- [TEXT UNDER STUDY]
== == ==

# A minimalistic data logger

With Python it's simple and fun to build a minimalistic data logger in just a few lines of code. In my case I wanted to take temperature and humidity measurements with an ESP8266 and a DHT22 sensor module.

# The API

I called this thing dumpster since I did not want to create a hug IoT bloat ware, I wanted to keep it simple. No models, nothing, just a place to dump the raw data. You can do all the fancy analytics afterwards. I used FastAPI which I fell in love with recently.

This is some

from fastapi import FastAPI, Header, Depends, HTTPException
from environs import Env
from pathlib import Path
from typing import List

from pydantic import BaseModel
from shortuuid import uuid
import json
import os

api = FastAPI()
env = Env()


class Device(BaseModel):
    id: str
    name: str
    tokens: List[str]
    category: str

devices = [
    Device(id="esp-01", name="ESP Terrasse", category="Klima", tokens=["sometoken", "someothertoken"])
]

class FileStroage():
    def __init__(self, base_dir):
        self.base_dir = base_dir

    def store(self, item: dict, device: Device):
        target_dir = self.base_dir / device.category / device.id
        os.makedirs(target_dir, exist_ok=True)
        with open(target_dir / uuid(), 'w') as fh:
            json.dump(item, fh)


def storage():
    base_dir = env.path("BASE_DIR")
    return FileStroage(base_dir)


def device(authorization = Header(None)):
    try:
        return next(device for device in devices if authorization in device.tokens)
    except StopIteration:
        raise HTTPException(
    status_code=403, detail="Token invalid.")


@api.post("/dumpster/")
def post_measurement(measurement: dict, device : Device =Depends(device), storage = Depends(storage)):
    storage.store(measurement, device)
    return measurement

I'd like to walk you through the key points of this code. First, it's important to understand that FastAPI uses decorators (the @foo stuff) to register the end points you provide at the application. The next important thing is that FastAPI does some magic with the parameter list of your function.

@api.post("/dumpster/")
def post_measurement(measurement: dict, device : Device =Depends(device), storage = Depends(storage)):
    storage.store(measurement, device)
    return measurement

Here we register a route called /dumpster which accepts POST requests. In the function body we can access a measurement, a device and a storage parameter. Where does this come from?

The measurement is the payload of our request. As there is no default value, FastAPI expects to find this somewhere in the request, either in the query or, as a last resort, it takes the body. That is what happens in our case.

For device and storage I used the dependency injection system of FastAPI. This is pretty clever, but also tricky. Let's start with the storage. This a very simple case where Depends() points to a callable, and the result of that call is then available under the name storage. In this case, it's a new instance of the FileStorage class. This storage has a method that dumps something to the file system.

def device(authorization = Header(None)):
    try:
        return next(device for device in devices if authorization in device.tokens)
    except StopIteration:
        raise HTTPException(
    status_code=403, detail="Token invalid.")

For device it's one more level of indirection. You see that the device() function itself takes a parameter, authorization=Header(None). With this information, FastAPI searches in the request headers for a header called Authorization (it's case insensitive I think, and it replaces - with _) and provides it in the parameter. If you would expect a header X-Foo: bar, you would instead write x_foo=Header(None) and x_foo would have the value bar for this particular request.

== == ==

- [WORK TASK]
In the data logger article, condense the paragraph beginning "For device and storage I used" into a short bulleted list that keeps its main facts.

== == ==

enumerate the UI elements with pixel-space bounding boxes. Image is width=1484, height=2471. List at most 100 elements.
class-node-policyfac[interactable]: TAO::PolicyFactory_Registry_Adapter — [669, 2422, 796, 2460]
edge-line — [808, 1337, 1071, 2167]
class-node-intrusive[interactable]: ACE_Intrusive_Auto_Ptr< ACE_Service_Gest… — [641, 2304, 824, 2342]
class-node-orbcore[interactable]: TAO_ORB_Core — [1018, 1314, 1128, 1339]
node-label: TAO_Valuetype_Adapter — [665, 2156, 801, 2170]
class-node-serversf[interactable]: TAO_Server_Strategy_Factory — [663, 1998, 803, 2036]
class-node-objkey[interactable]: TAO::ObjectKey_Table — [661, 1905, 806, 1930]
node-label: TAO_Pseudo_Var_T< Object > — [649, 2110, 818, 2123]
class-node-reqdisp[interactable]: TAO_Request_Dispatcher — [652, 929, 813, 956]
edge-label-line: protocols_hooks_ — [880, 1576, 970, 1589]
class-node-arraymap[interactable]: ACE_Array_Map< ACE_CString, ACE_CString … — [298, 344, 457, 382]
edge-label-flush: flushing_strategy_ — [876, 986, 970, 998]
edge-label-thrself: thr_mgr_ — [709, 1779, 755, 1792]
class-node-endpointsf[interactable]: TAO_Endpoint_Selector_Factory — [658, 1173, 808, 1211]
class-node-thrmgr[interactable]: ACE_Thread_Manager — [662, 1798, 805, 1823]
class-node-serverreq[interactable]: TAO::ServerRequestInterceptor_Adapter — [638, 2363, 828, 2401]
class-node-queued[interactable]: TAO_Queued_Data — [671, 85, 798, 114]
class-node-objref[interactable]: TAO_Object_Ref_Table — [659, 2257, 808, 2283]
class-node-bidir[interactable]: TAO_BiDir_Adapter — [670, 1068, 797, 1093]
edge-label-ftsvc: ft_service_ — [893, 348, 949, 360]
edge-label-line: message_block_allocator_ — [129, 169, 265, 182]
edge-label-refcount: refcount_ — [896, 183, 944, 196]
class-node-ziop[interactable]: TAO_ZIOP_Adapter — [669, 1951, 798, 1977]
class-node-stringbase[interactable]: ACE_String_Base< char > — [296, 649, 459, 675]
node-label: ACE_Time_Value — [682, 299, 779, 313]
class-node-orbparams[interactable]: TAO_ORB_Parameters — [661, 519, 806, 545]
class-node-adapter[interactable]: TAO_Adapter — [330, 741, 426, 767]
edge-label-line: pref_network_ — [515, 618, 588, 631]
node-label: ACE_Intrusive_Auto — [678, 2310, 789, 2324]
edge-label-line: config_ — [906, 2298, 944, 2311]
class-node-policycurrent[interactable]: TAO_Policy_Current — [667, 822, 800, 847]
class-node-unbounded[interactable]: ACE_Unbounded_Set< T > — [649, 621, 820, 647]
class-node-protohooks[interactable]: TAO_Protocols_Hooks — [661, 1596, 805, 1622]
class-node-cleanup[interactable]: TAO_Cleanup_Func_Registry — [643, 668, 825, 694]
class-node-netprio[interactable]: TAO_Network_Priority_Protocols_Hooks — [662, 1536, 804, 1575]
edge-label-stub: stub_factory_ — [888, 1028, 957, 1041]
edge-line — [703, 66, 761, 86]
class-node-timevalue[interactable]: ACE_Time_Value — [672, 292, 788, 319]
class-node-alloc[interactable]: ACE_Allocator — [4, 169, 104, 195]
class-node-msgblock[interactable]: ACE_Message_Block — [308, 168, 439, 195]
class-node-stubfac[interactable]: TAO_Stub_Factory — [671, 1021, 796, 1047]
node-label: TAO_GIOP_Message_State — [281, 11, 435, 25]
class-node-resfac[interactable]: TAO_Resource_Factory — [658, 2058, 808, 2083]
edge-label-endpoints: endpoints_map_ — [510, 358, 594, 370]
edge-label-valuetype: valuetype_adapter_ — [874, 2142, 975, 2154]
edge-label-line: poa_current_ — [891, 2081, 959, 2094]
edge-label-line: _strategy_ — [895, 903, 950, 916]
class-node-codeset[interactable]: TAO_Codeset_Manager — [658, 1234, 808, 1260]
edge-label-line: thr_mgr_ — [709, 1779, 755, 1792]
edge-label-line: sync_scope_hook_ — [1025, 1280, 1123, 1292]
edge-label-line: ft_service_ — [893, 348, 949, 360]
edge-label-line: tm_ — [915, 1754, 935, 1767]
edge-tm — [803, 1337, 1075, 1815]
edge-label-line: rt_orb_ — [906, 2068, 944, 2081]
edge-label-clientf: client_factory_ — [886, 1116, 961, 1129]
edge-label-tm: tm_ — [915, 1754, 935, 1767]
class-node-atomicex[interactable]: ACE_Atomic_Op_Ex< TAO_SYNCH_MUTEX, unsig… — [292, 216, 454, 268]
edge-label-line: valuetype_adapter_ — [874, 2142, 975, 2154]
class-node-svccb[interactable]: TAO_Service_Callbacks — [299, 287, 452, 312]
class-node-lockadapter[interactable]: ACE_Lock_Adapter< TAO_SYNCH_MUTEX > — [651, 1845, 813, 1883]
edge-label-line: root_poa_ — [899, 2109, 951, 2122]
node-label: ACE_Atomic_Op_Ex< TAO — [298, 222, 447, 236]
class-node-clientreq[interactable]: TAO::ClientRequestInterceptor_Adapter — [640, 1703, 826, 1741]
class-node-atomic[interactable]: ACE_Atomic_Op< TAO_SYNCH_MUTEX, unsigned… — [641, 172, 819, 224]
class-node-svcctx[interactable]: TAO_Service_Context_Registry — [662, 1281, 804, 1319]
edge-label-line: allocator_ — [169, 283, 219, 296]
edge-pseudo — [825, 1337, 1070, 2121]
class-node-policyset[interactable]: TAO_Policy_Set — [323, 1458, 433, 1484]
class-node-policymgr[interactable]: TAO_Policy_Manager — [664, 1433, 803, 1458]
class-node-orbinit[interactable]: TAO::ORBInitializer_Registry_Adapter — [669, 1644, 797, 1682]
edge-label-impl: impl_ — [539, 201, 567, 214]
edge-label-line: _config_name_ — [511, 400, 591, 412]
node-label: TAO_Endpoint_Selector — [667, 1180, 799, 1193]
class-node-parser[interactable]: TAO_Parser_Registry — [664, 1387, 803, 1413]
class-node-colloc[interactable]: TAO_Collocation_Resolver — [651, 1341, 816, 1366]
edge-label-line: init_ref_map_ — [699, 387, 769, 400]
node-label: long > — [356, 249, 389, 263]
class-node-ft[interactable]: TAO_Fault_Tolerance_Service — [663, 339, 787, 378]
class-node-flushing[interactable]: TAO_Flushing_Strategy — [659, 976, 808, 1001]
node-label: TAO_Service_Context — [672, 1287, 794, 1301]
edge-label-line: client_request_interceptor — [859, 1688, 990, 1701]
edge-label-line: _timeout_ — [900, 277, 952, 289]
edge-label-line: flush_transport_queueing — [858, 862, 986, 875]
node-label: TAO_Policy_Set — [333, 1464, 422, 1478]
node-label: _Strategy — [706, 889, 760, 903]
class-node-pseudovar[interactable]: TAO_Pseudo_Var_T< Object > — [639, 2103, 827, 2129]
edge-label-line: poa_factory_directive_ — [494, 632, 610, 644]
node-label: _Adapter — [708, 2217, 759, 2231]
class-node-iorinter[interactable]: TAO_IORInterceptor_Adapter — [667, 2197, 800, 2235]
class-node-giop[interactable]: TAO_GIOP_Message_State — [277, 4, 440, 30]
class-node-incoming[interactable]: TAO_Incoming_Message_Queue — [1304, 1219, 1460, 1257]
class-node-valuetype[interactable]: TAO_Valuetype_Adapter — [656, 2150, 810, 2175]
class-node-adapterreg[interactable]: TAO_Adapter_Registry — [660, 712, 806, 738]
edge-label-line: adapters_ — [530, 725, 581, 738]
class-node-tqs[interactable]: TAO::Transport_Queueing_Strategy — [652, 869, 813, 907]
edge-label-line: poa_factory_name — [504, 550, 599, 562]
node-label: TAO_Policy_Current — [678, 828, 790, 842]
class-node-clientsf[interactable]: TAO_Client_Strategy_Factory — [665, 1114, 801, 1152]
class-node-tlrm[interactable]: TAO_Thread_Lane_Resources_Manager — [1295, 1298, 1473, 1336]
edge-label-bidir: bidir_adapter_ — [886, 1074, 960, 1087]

== == ==

- [TASK OUTPUT]
- Device and storage both come from FastAPI's dependency injection system, which is clever but tricky.
- Storage is the simple case: Depends() points to a callable, and the result of that call is available under the name storage.
- Here that result is a new instance of the file storage class.
- The storage has a method that dumps something to the file system.